_AIM OF THE TASK_:
Leave out the pictures, and reproduce exactly the lines from the line containing "Read this page and output its text content." through the final line of the entries.

================================

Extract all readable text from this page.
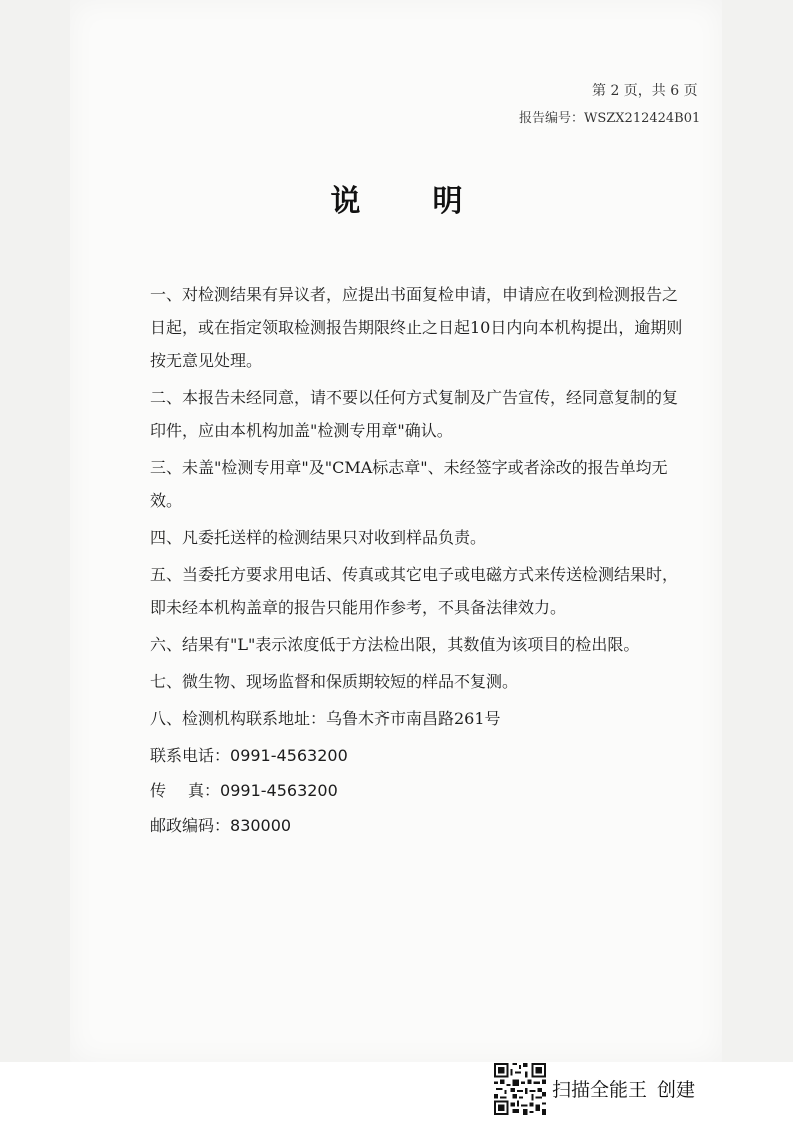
第 2 页，共 6 页
报告编号：WSZX212424B01
说明

一、对检测结果有异议者，应提出书面复检申请，申请应在收到检测报告之日起，或在指定领取检测报告期限终止之日起10日内向本机构提出，逾期则按无意见处理。

二、本报告未经同意，请不要以任何方式复制及广告宣传，经同意复制的复印件，应由本机构加盖"检测专用章"确认。

三、未盖"检测专用章"及"CMA标志章"、未经签字或者涂改的报告单均无效。

四、凡委托送样的检测结果只对收到样品负责。

五、当委托方要求用电话、传真或其它电子或电磁方式来传送检测结果时，即未经本机构盖章的报告只能用作参考，不具备法律效力。

六、结果有"L"表示浓度低于方法检出限，其数值为该项目的检出限。

七、微生物、现场监督和保质期较短的样品不复测。

八、检测机构联系地址：乌鲁木齐市南昌路261号

联系电话：0991-4563200
传 真：0991-4563200
邮政编码：830000
扫描全能王 创建
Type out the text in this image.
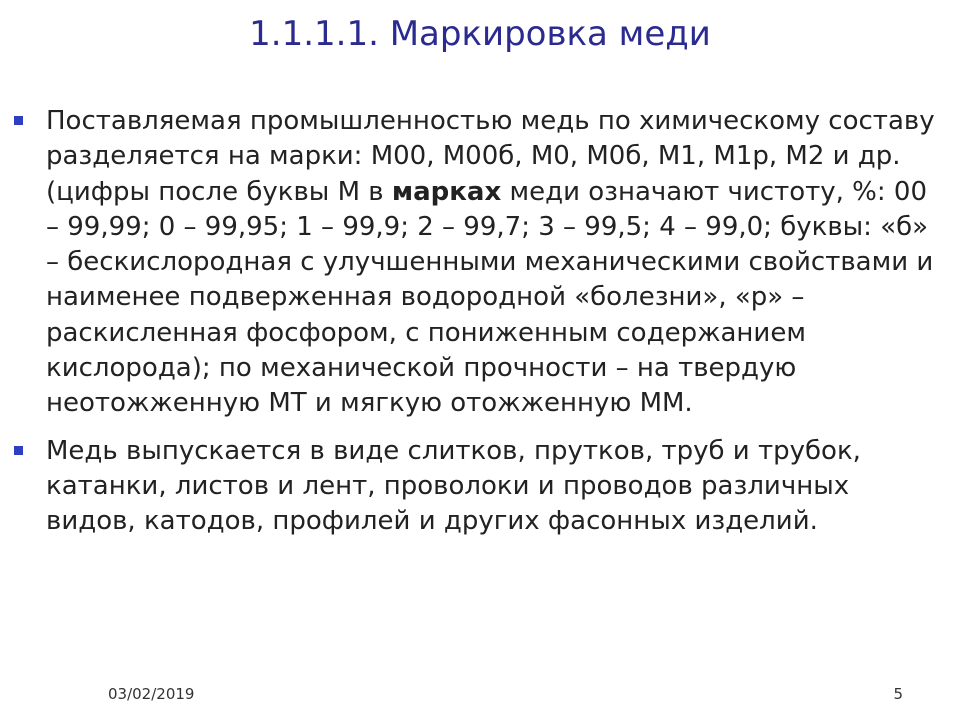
1.1.1.1. Маркировка меди
Поставляемая промышленностью медь по химическому составу разделяется на марки: М00, М00б, М0, М0б, М1, М1р, М2 и др. (цифры после буквы М в марках меди означают чистоту, %: 00 – 99,99; 0 – 99,95; 1 – 99,9; 2 – 99,7; 3 – 99,5; 4 – 99,0; буквы: «б» – бескислородная с улучшенными механическими свойствами и наименее подверженная водородной «болезни», «р» – раскисленная фосфором, с пониженным содержанием кислорода); по механической прочности – на твердую неотожженную МТ и мягкую отожженную ММ.
Медь выпускается в виде слитков, прутков, труб и трубок, катанки, листов и лент, проволоки и проводов различных видов, катодов, профилей и других фасонных изделий.
03/02/2019	5
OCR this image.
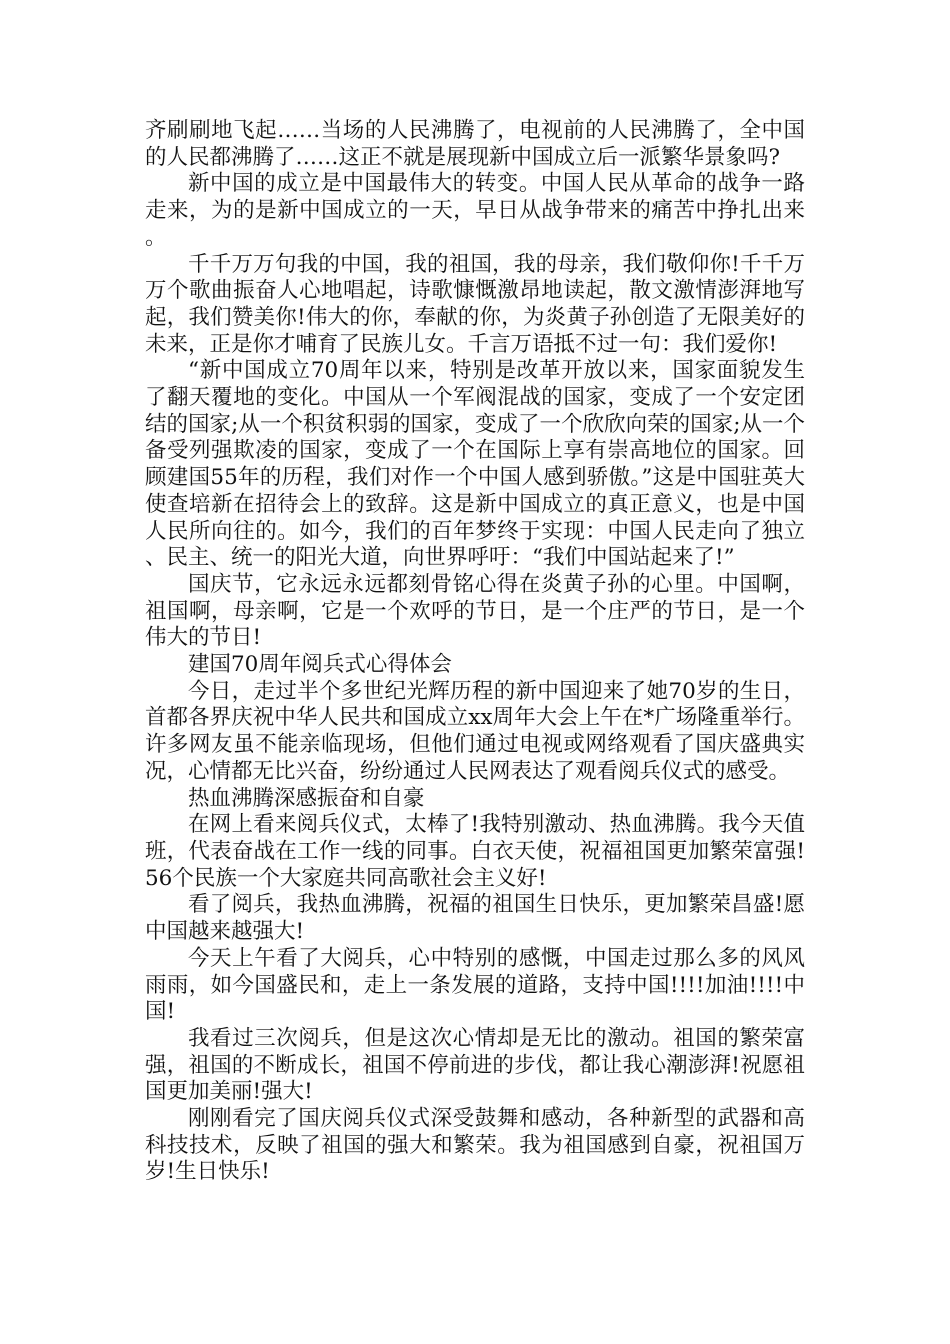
齐刷刷地飞起……当场的人民沸腾了，电视前的人民沸腾了，全中国的人民都沸腾了……这正不就是展现新中国成立后一派繁华景象吗?

新中国的成立是中国最伟大的转变。中国人民从革命的战争一路走来，为的是新中国成立的一天，早日从战争带来的痛苦中挣扎出来。

千千万万句我的中国，我的祖国，我的母亲，我们敬仰你!千千万万个歌曲振奋人心地唱起，诗歌慷慨激昂地读起，散文激情澎湃地写起，我们赞美你!伟大的你，奉献的你，为炎黄子孙创造了无限美好的未来，正是你才哺育了民族儿女。千言万语抵不过一句：我们爱你!

“新中国成立70周年以来，特别是改革开放以来，国家面貌发生了翻天覆地的变化。中国从一个军阀混战的国家，变成了一个安定团结的国家;从一个积贫积弱的国家，变成了一个欣欣向荣的国家;从一个备受列强欺凌的国家，变成了一个在国际上享有崇高地位的国家。回顾建国55年的历程，我们对作一个中国人感到骄傲。”这是中国驻英大使查培新在招待会上的致辞。这是新中国成立的真正意义，也是中国人民所向往的。如今，我们的百年梦终于实现：中国人民走向了独立、民主、统一的阳光大道，向世界呼吁：“我们中国站起来了!”

国庆节，它永远永远都刻骨铭心得在炎黄子孙的心里。中国啊，祖国啊，母亲啊，它是一个欢呼的节日，是一个庄严的节日，是一个伟大的节日!

建国70周年阅兵式心得体会

今日，走过半个多世纪光辉历程的新中国迎来了她70岁的生日，首都各界庆祝中华人民共和国成立xx周年大会上午在*广场隆重举行。许多网友虽不能亲临现场，但他们通过电视或网络观看了国庆盛典实况，心情都无比兴奋，纷纷通过人民网表达了观看阅兵仪式的感受。

热血沸腾深感振奋和自豪

在网上看来阅兵仪式，太棒了!我特别激动、热血沸腾。我今天值班，代表奋战在工作一线的同事。白衣天使，祝福祖国更加繁荣富强!56个民族一个大家庭共同高歌社会主义好!

看了阅兵，我热血沸腾，祝福的祖国生日快乐，更加繁荣昌盛!愿中国越来越强大!

今天上午看了大阅兵，心中特别的感慨，中国走过那么多的风风雨雨，如今国盛民和，走上一条发展的道路，支持中国!!!!加油!!!!中国!

我看过三次阅兵，但是这次心情却是无比的激动。祖国的繁荣富强，祖国的不断成长，祖国不停前进的步伐，都让我心潮澎湃!祝愿祖国更加美丽!强大!

刚刚看完了国庆阅兵仪式深受鼓舞和感动，各种新型的武器和高科技技术，反映了祖国的强大和繁荣。我为祖国感到自豪，祝祖国万岁!生日快乐!
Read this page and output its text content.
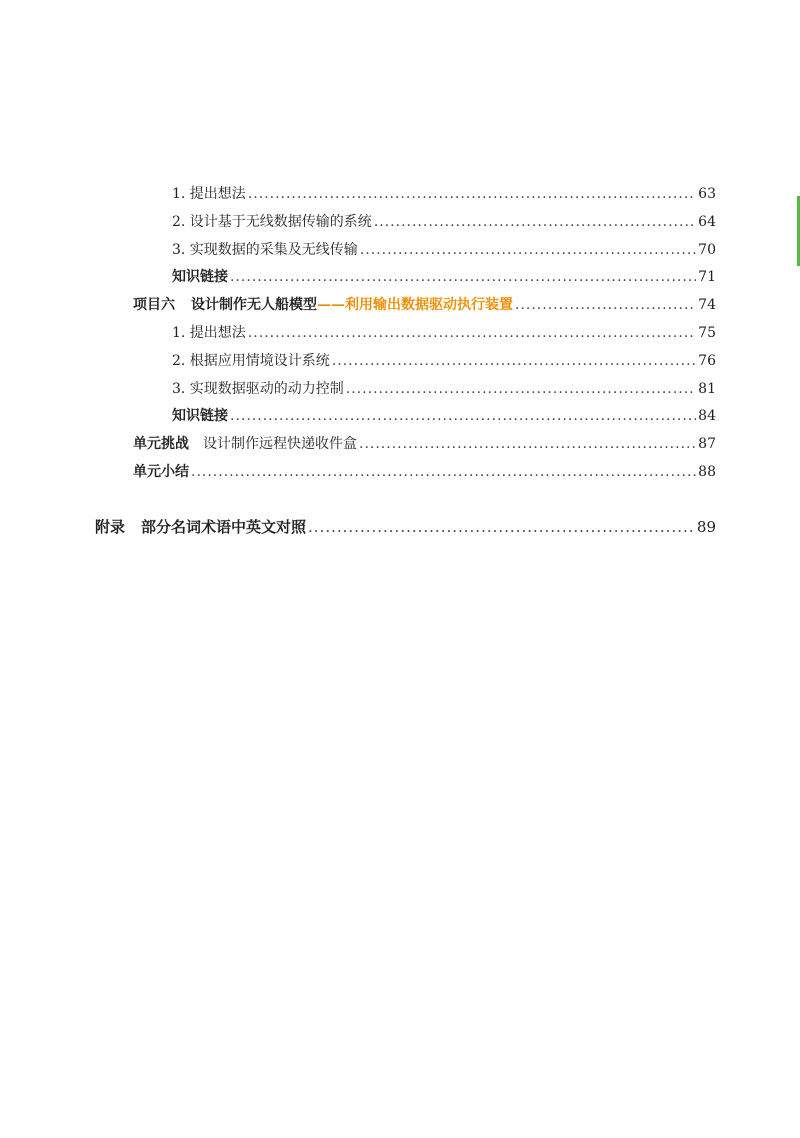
1. 提出想法 .....	63
2. 设计基于无线数据传输的系统 .....	64
3. 实现数据的采集及无线传输 .....	70
知识链接 .....	71
项目六 设计制作无人船模型——利用输出数据驱动执行装置 .....	74
1. 提出想法 .....	75
2. 根据应用情境设计系统 .....	76
3. 实现数据驱动的动力控制 .....	81
知识链接 .....	84
单元挑战 设计制作远程快递收件盒 .....	87
单元小结 .....	88
附录 部分名词术语中英文对照 .....	89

================================

_SOLUTION TO THE EXERCISE_:
Read this page and output its text content.
1. 提出想法 .....	63
2. 设计基于无线数据传输的系统 .....	64
3. 实现数据的采集及无线传输 .....	70
知识链接 .....	71
项目六 设计制作无人船模型——利用输出数据驱动执行装置 .....	74
1. 提出想法 .....	75
2. 根据应用情境设计系统 .....	76
3. 实现数据驱动的动力控制 .....	81
知识链接 .....	84
单元挑战 设计制作远程快递收件盒 .....	87
单元小结 .....	88
附录 部分名词术语中英文对照 .....	89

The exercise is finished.